──────── EXTRACTED INFORMATION
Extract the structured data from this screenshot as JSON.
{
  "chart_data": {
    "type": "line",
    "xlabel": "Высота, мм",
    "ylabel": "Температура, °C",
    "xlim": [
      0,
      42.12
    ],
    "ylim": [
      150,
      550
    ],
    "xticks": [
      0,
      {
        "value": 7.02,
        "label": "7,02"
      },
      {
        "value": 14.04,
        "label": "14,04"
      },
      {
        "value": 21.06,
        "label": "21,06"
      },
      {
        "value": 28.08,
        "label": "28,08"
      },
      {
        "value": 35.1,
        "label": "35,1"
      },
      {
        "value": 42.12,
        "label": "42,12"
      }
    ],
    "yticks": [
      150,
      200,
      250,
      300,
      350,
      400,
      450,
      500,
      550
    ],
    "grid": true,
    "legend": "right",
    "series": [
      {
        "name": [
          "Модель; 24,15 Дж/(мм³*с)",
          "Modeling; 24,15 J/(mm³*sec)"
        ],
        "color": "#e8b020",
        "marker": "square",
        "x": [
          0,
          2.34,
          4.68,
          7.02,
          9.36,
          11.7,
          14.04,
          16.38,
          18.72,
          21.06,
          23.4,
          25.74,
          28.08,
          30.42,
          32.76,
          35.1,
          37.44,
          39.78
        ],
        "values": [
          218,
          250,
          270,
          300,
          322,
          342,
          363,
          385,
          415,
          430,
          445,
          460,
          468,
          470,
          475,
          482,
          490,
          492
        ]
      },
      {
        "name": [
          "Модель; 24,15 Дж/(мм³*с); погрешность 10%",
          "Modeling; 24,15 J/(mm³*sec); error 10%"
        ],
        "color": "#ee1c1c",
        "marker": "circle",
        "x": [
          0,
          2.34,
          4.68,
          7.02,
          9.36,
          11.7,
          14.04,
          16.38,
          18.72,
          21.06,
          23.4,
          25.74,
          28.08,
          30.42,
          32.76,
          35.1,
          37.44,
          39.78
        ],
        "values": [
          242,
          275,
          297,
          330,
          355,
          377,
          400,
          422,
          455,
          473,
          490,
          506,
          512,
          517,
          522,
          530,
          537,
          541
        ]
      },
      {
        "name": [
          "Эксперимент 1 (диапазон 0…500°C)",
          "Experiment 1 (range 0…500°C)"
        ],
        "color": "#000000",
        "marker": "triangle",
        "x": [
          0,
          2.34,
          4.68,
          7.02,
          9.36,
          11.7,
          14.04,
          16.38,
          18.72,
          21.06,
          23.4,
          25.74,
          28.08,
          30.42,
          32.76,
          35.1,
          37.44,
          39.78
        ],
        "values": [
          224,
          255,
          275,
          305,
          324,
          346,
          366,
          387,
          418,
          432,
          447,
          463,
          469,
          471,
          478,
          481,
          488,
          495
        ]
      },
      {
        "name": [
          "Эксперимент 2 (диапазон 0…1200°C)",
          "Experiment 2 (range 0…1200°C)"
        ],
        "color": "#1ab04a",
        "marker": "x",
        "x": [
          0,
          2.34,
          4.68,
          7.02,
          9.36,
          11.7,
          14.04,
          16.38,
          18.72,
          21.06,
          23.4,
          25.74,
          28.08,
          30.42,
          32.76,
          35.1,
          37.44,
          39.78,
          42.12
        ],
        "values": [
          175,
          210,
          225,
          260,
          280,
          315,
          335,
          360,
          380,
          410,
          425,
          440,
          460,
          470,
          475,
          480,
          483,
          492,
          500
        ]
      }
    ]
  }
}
────────────────
◆ **YOUR OBJECTIVE**:
Return the material in full, exactly as shown.

◆ **FINISHED ANSWER**:
Extract the structured data from this screenshot as JSON.
{
  "chart_data": {
    "type": "line",
    "xlabel": "Высота, мм",
    "ylabel": "Температура, °C",
    "xlim": [
      0,
      42.12
    ],
    "ylim": [
      150,
      550
    ],
    "xticks": [
      0,
      {
        "value": 7.02,
        "label": "7,02"
      },
      {
        "value": 14.04,
        "label": "14,04"
      },
      {
        "value": 21.06,
        "label": "21,06"
      },
      {
        "value": 28.08,
        "label": "28,08"
      },
      {
        "value": 35.1,
        "label": "35,1"
      },
      {
        "value": 42.12,
        "label": "42,12"
      }
    ],
    "yticks": [
      150,
      200,
      250,
      300,
      350,
      400,
      450,
      500,
      550
    ],
    "grid": true,
    "legend": "right",
    "series": [
      {
        "name": [
          "Модель; 24,15 Дж/(мм³*с)",
          "Modeling; 24,15 J/(mm³*sec)"
        ],
        "color": "#e8b020",
        "marker": "square",
        "x": [
          0,
          2.34,
          4.68,
          7.02,
          9.36,
          11.7,
          14.04,
          16.38,
          18.72,
          21.06,
          23.4,
          25.74,
          28.08,
          30.42,
          32.76,
          35.1,
          37.44,
          39.78
        ],
        "values": [
          218,
          250,
          270,
          300,
          322,
          342,
          363,
          385,
          415,
          430,
          445,
          460,
          468,
          470,
          475,
          482,
          490,
          492
        ]
      },
      {
        "name": [
          "Модель; 24,15 Дж/(мм³*с); погрешность 10%",
          "Modeling; 24,15 J/(mm³*sec); error 10%"
        ],
        "color": "#ee1c1c",
        "marker": "circle",
        "x": [
          0,
          2.34,
          4.68,
          7.02,
          9.36,
          11.7,
          14.04,
          16.38,
          18.72,
          21.06,
          23.4,
          25.74,
          28.08,
          30.42,
          32.76,
          35.1,
          37.44,
          39.78
        ],
        "values": [
          242,
          275,
          297,
          330,
          355,
          377,
          400,
          422,
          455,
          473,
          490,
          506,
          512,
          517,
          522,
          530,
          537,
          541
        ]
      },
      {
        "name": [
          "Эксперимент 1 (диапазон 0…500°C)",
          "Experiment 1 (range 0…500°C)"
        ],
        "color": "#000000",
        "marker": "triangle",
        "x": [
          0,
          2.34,
          4.68,
          7.02,
          9.36,
          11.7,
          14.04,
          16.38,
          18.72,
          21.06,
          23.4,
          25.74,
          28.08,
          30.42,
          32.76,
          35.1,
          37.44,
          39.78
        ],
        "values": [
          224,
          255,
          275,
          305,
          324,
          346,
          366,
          387,
          418,
          432,
          447,
          463,
          469,
          471,
          478,
          481,
          488,
          495
        ]
      },
      {
        "name": [
          "Эксперимент 2 (диапазон 0…1200°C)",
          "Experiment 2 (range 0…1200°C)"
        ],
        "color": "#1ab04a",
        "marker": "x",
        "x": [
          0,
          2.34,
          4.68,
          7.02,
          9.36,
          11.7,
          14.04,
          16.38,
          18.72,
          21.06,
          23.4,
          25.74,
          28.08,
          30.42,
          32.76,
          35.1,
          37.44,
          39.78,
          42.12
        ],
        "values": [
          175,
          210,
          225,
          260,
          280,
          315,
          335,
          360,
          380,
          410,
          425,
          440,
          460,
          470,
          475,
          480,
          483,
          492,
          500
        ]
      }
    ]
  }
}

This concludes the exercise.